__Brief__: Can you transcribe every entry word for word, skipping the images?

*****

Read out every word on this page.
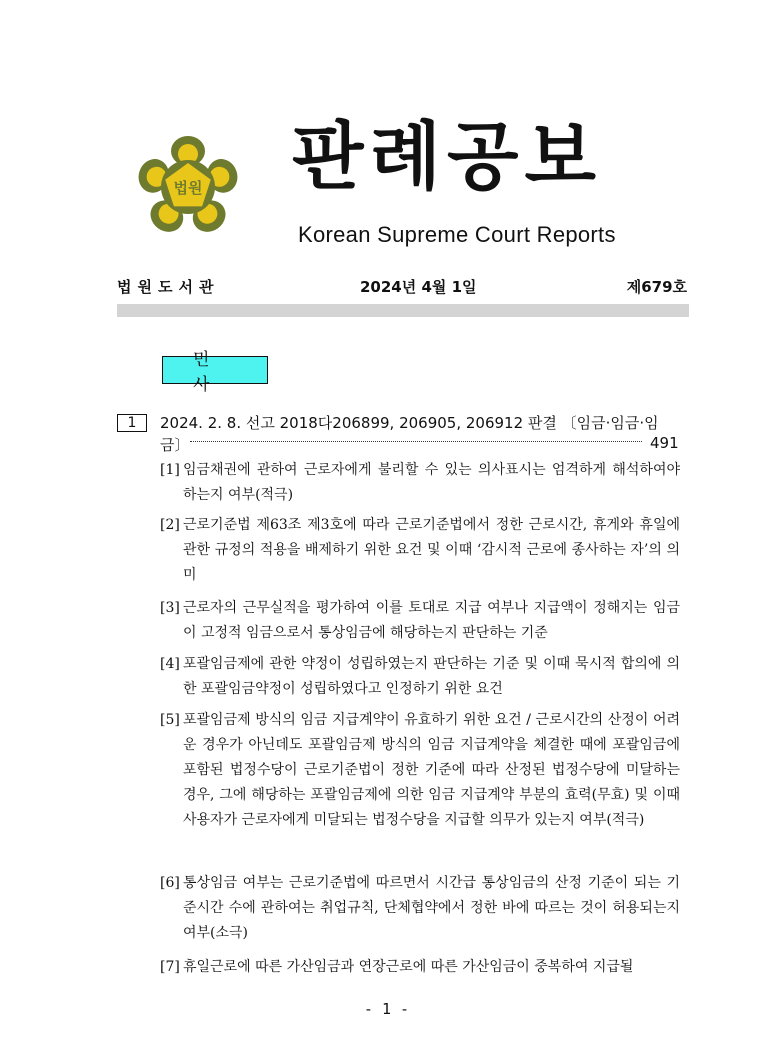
법원 판례공보
Korean Supreme Court Reports
법원도서관	2024년 4월 1일	제679호
민 사
1	2024. 2. 8. 선고 2018다206899, 206905, 206912 판결 〔임금·임금·임
금〕	491
[1] 임금채권에 관하여 근로자에게 불리할 수 있는 의사표시는 엄격하게 해석하여야 하는지 여부(적극)
[2] 근로기준법 제63조 제3호에 따라 근로기준법에서 정한 근로시간, 휴게와 휴일에 관한 규정의 적용을 배제하기 위한 요건 및 이때 ‘감시적 근로에 종사하는 자’의 의미
[3] 근로자의 근무실적을 평가하여 이를 토대로 지급 여부나 지급액이 정해지는 임금이 고정적 임금으로서 통상임금에 해당하는지 판단하는 기준
[4] 포괄임금제에 관한 약정이 성립하였는지 판단하는 기준 및 이때 묵시적 합의에 의한 포괄임금약정이 성립하였다고 인정하기 위한 요건
[5] 포괄임금제 방식의 임금 지급계약이 유효하기 위한 요건 / 근로시간의 산정이 어려운 경우가 아닌데도 포괄임금제 방식의 임금 지급계약을 체결한 때에 포괄임금에 포함된 법정수당이 근로기준법이 정한 기준에 따라 산정된 법정수당에 미달하는 경우, 그에 해당하는 포괄임금제에 의한 임금 지급계약 부분의 효력(무효) 및 이때 사용자가 근로자에게 미달되는 법정수당을 지급할 의무가 있는지 여부(적극)
[6] 통상임금 여부는 근로기준법에 따르면서 시간급 통상임금의 산정 기준이 되는 기준시간 수에 관하여는 취업규칙, 단체협약에서 정한 바에 따르는 것이 허용되는지 여부(소극)
[7] 휴일근로에 따른 가산임금과 연장근로에 따른 가산임금이 중복하여 지급될
- 1 -
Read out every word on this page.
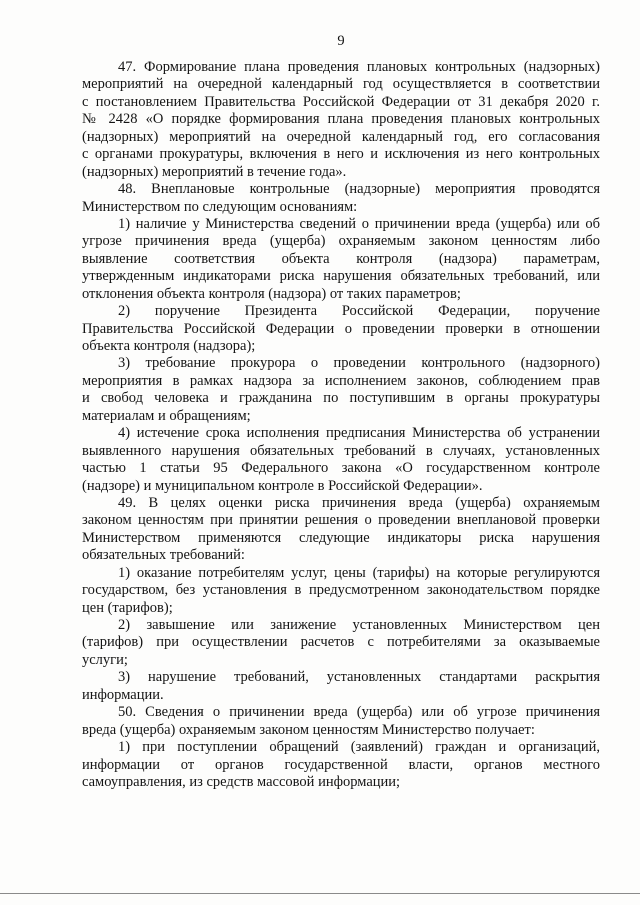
9
47. Формирование плана проведения плановых контрольных (надзорных)
мероприятий на очередной календарный год осуществляется в соответствии
с постановлением Правительства Российской Федерации от 31 декабря 2020 г.
№ 2428 «О порядке формирования плана проведения плановых контрольных
(надзорных) мероприятий на очередной календарный год, его согласования
с органами прокуратуры, включения в него и исключения из него контрольных
(надзорных) мероприятий в течение года».
48. Внеплановые контрольные (надзорные) мероприятия проводятся
Министерством по следующим основаниям:
1) наличие у Министерства сведений о причинении вреда (ущерба) или об
угрозе причинения вреда (ущерба) охраняемым законом ценностям либо
выявление соответствия объекта контроля (надзора) параметрам,
утвержденным индикаторами риска нарушения обязательных требований, или
отклонения объекта контроля (надзора) от таких параметров;
2) поручение Президента Российской Федерации, поручение
Правительства Российской Федерации о проведении проверки в отношении
объекта контроля (надзора);
3) требование прокурора о проведении контрольного (надзорного)
мероприятия в рамках надзора за исполнением законов, соблюдением прав
и свобод человека и гражданина по поступившим в органы прокуратуры
материалам и обращениям;
4) истечение срока исполнения предписания Министерства об устранении
выявленного нарушения обязательных требований в случаях, установленных
частью 1 статьи 95 Федерального закона «О государственном контроле
(надзоре) и муниципальном контроле в Российской Федерации».
49. В целях оценки риска причинения вреда (ущерба) охраняемым
законом ценностям при принятии решения о проведении внеплановой проверки
Министерством применяются следующие индикаторы риска нарушения
обязательных требований:
1) оказание потребителям услуг, цены (тарифы) на которые регулируются
государством, без установления в предусмотренном законодательством порядке
цен (тарифов);
2) завышение или занижение установленных Министерством цен
(тарифов) при осуществлении расчетов с потребителями за оказываемые
услуги;
3) нарушение требований, установленных стандартами раскрытия
информации.
50. Сведения о причинении вреда (ущерба) или об угрозе причинения
вреда (ущерба) охраняемым законом ценностям Министерство получает:
1) при поступлении обращений (заявлений) граждан и организаций,
информации от органов государственной власти, органов местного
самоуправления, из средств массовой информации;
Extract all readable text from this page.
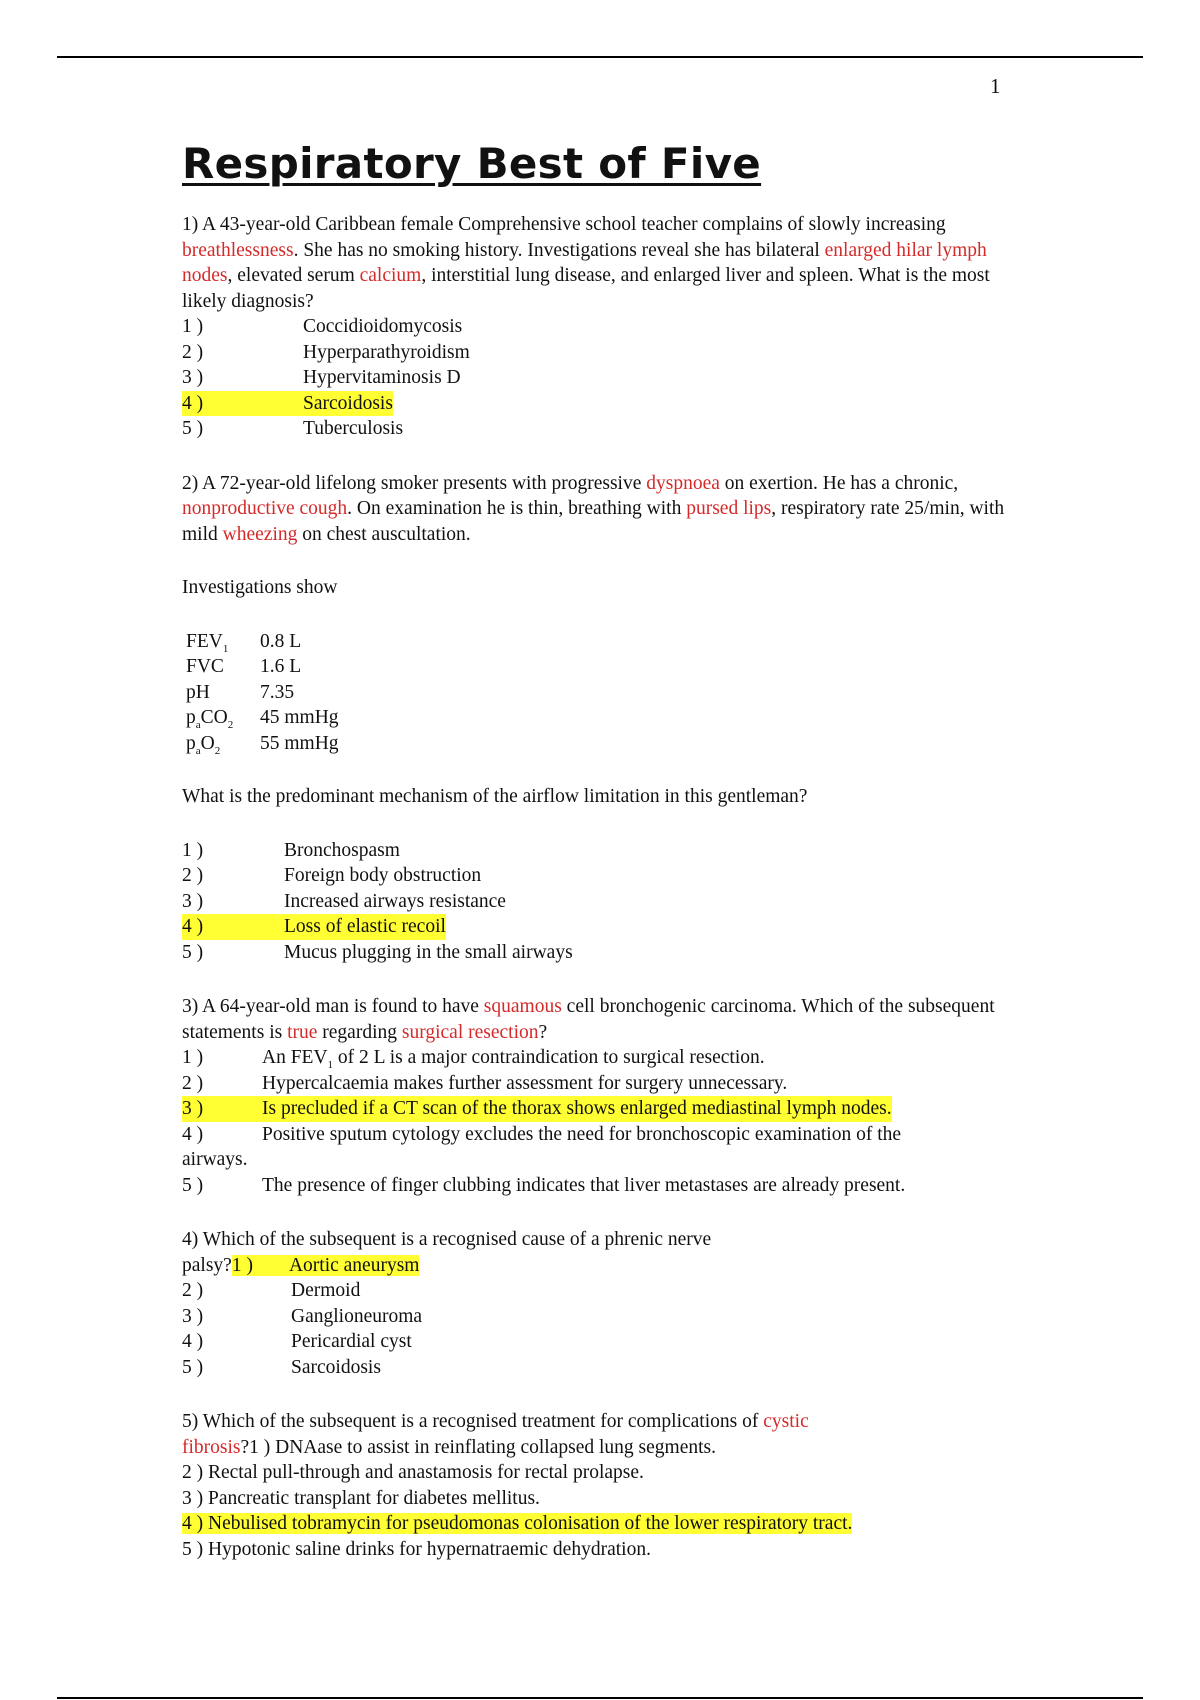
1
Respiratory Best of Five

1) A 43-year-old Caribbean female Comprehensive school teacher complains of slowly increasing breathlessness. She has no smoking history. Investigations reveal she has bilateral enlarged hilar lymph nodes, elevated serum calcium, interstitial lung disease, and enlarged liver and spleen. What is the most likely diagnosis?

1 )	Coccidioidomycosis
2 )	Hyperparathyroidism
3 )	Hypervitaminosis D
4 )	Sarcoidosis
5 )	Tuberculosis

2) A 72-year-old lifelong smoker presents with progressive dyspnoea on exertion. He has a chronic, nonproductive cough. On examination he is thin, breathing with pursed lips, respiratory rate 25/min, with mild wheezing on chest auscultation.

Investigations show

$FEV_1$	0.8 L
FVC	1.6 L
pH	7.35
$p_aCO_2$	45 mmHg
$p_aO_2$	55 mmHg

What is the predominant mechanism of the airflow limitation in this gentleman?

1 )	Bronchospasm
2 )	Foreign body obstruction
3 )	Increased airways resistance
4 )	Loss of elastic recoil
5 )	Mucus plugging in the small airways

3) A 64-year-old man is found to have squamous cell bronchogenic carcinoma. Which of the subsequent statements is true regarding surgical resection?

1 )	An $FEV_1$ of 2 L is a major contraindication to surgical resection.
2 )	Hypercalcaemia makes further assessment for surgery unnecessary.
3 )	Is precluded if a CT scan of the thorax shows enlarged mediastinal lymph nodes.
4 )	Positive sputum cytology excludes the need for bronchoscopic examination of the

airways.

5 )	The presence of finger clubbing indicates that liver metastases are already present.

4) Which of the subsequent is a recognised cause of a phrenic nerve

palsy?1 ) Aortic aneurysm
2 )	Dermoid
3 )	Ganglioneuroma
4 )	Pericardial cyst
5 )	Sarcoidosis

5) Which of the subsequent is a recognised treatment for complications of cystic
fibrosis?1 ) DNAase to assist in reinflating collapsed lung segments.

2 ) Rectal pull-through and anastamosis for rectal prolapse.

3 ) Pancreatic transplant for diabetes mellitus.

4 ) Nebulised tobramycin for pseudomonas colonisation of the lower respiratory tract.

5 ) Hypotonic saline drinks for hypernatraemic dehydration.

*****

__Task response__:
Read out every word on this page.
법원 판례공보
Korean Supreme Court Reports
법원도서관	2024년 4월 1일	제679호
민 사
1	2024. 2. 8. 선고 2018다206899, 206905, 206912 판결 〔임금·임금·임
금〕	491
[1] 임금채권에 관하여 근로자에게 불리할 수 있는 의사표시는 엄격하게 해석하여야 하는지 여부(적극)
[2] 근로기준법 제63조 제3호에 따라 근로기준법에서 정한 근로시간, 휴게와 휴일에 관한 규정의 적용을 배제하기 위한 요건 및 이때 ‘감시적 근로에 종사하는 자’의 의미
[3] 근로자의 근무실적을 평가하여 이를 토대로 지급 여부나 지급액이 정해지는 임금이 고정적 임금으로서 통상임금에 해당하는지 판단하는 기준
[4] 포괄임금제에 관한 약정이 성립하였는지 판단하는 기준 및 이때 묵시적 합의에 의한 포괄임금약정이 성립하였다고 인정하기 위한 요건
[5] 포괄임금제 방식의 임금 지급계약이 유효하기 위한 요건 / 근로시간의 산정이 어려운 경우가 아닌데도 포괄임금제 방식의 임금 지급계약을 체결한 때에 포괄임금에 포함된 법정수당이 근로기준법이 정한 기준에 따라 산정된 법정수당에 미달하는 경우, 그에 해당하는 포괄임금제에 의한 임금 지급계약 부분의 효력(무효) 및 이때 사용자가 근로자에게 미달되는 법정수당을 지급할 의무가 있는지 여부(적극)
[6] 통상임금 여부는 근로기준법에 따르면서 시간급 통상임금의 산정 기준이 되는 기준시간 수에 관하여는 취업규칙, 단체협약에서 정한 바에 따르는 것이 허용되는지 여부(소극)
[7] 휴일근로에 따른 가산임금과 연장근로에 따른 가산임금이 중복하여 지급될
- 1 -
Read out every word on this page.
9
47. Формирование плана проведения плановых контрольных (надзорных)
мероприятий на очередной календарный год осуществляется в соответствии
с постановлением Правительства Российской Федерации от 31 декабря 2020 г.
№ 2428 «О порядке формирования плана проведения плановых контрольных
(надзорных) мероприятий на очередной календарный год, его согласования
с органами прокуратуры, включения в него и исключения из него контрольных
(надзорных) мероприятий в течение года».
48. Внеплановые контрольные (надзорные) мероприятия проводятся
Министерством по следующим основаниям:
1) наличие у Министерства сведений о причинении вреда (ущерба) или об
угрозе причинения вреда (ущерба) охраняемым законом ценностям либо
выявление соответствия объекта контроля (надзора) параметрам,
утвержденным индикаторами риска нарушения обязательных требований, или
отклонения объекта контроля (надзора) от таких параметров;
2) поручение Президента Российской Федерации, поручение
Правительства Российской Федерации о проведении проверки в отношении
объекта контроля (надзора);
3) требование прокурора о проведении контрольного (надзорного)
мероприятия в рамках надзора за исполнением законов, соблюдением прав
и свобод человека и гражданина по поступившим в органы прокуратуры
материалам и обращениям;
4) истечение срока исполнения предписания Министерства об устранении
выявленного нарушения обязательных требований в случаях, установленных
частью 1 статьи 95 Федерального закона «О государственном контроле
(надзоре) и муниципальном контроле в Российской Федерации».
49. В целях оценки риска причинения вреда (ущерба) охраняемым
законом ценностям при принятии решения о проведении внеплановой проверки
Министерством применяются следующие индикаторы риска нарушения
обязательных требований:
1) оказание потребителям услуг, цены (тарифы) на которые регулируются
государством, без установления в предусмотренном законодательством порядке
цен (тарифов);
2) завышение или занижение установленных Министерством цен
(тарифов) при осуществлении расчетов с потребителями за оказываемые
услуги;
3) нарушение требований, установленных стандартами раскрытия
информации.
50. Сведения о причинении вреда (ущерба) или об угрозе причинения
вреда (ущерба) охраняемым законом ценностям Министерство получает:
1) при поступлении обращений (заявлений) граждан и организаций,
информации от органов государственной власти, органов местного
самоуправления, из средств массовой информации;
Extract all readable text from this page.
1
Respiratory Best of Five

1) A 43-year-old Caribbean female Comprehensive school teacher complains of slowly increasing breathlessness. She has no smoking history. Investigations reveal she has bilateral enlarged hilar lymph nodes, elevated serum calcium, interstitial lung disease, and enlarged liver and spleen. What is the most likely diagnosis?

1 )	Coccidioidomycosis
2 )	Hyperparathyroidism
3 )	Hypervitaminosis D
4 )	Sarcoidosis
5 )	Tuberculosis

2) A 72-year-old lifelong smoker presents with progressive dyspnoea on exertion. He has a chronic, nonproductive cough. On examination he is thin, breathing with pursed lips, respiratory rate 25/min, with mild wheezing on chest auscultation.

Investigations show

$FEV_1$	0.8 L
FVC	1.6 L
pH	7.35
$p_aCO_2$	45 mmHg
$p_aO_2$	55 mmHg

What is the predominant mechanism of the airflow limitation in this gentleman?

1 )	Bronchospasm
2 )	Foreign body obstruction
3 )	Increased airways resistance
4 )	Loss of elastic recoil
5 )	Mucus plugging in the small airways

3) A 64-year-old man is found to have squamous cell bronchogenic carcinoma. Which of the subsequent statements is true regarding surgical resection?

1 )	An $FEV_1$ of 2 L is a major contraindication to surgical resection.
2 )	Hypercalcaemia makes further assessment for surgery unnecessary.
3 )	Is precluded if a CT scan of the thorax shows enlarged mediastinal lymph nodes.
4 )	Positive sputum cytology excludes the need for bronchoscopic examination of the

airways.

5 )	The presence of finger clubbing indicates that liver metastases are already present.

4) Which of the subsequent is a recognised cause of a phrenic nerve

palsy?1 ) Aortic aneurysm
2 )	Dermoid
3 )	Ganglioneuroma
4 )	Pericardial cyst
5 )	Sarcoidosis

5) Which of the subsequent is a recognised treatment for complications of cystic
fibrosis?1 ) DNAase to assist in reinflating collapsed lung segments.

2 ) Rectal pull-through and anastamosis for rectal prolapse.

3 ) Pancreatic transplant for diabetes mellitus.

4 ) Nebulised tobramycin for pseudomonas colonisation of the lower respiratory tract.

5 ) Hypotonic saline drinks for hypernatraemic dehydration.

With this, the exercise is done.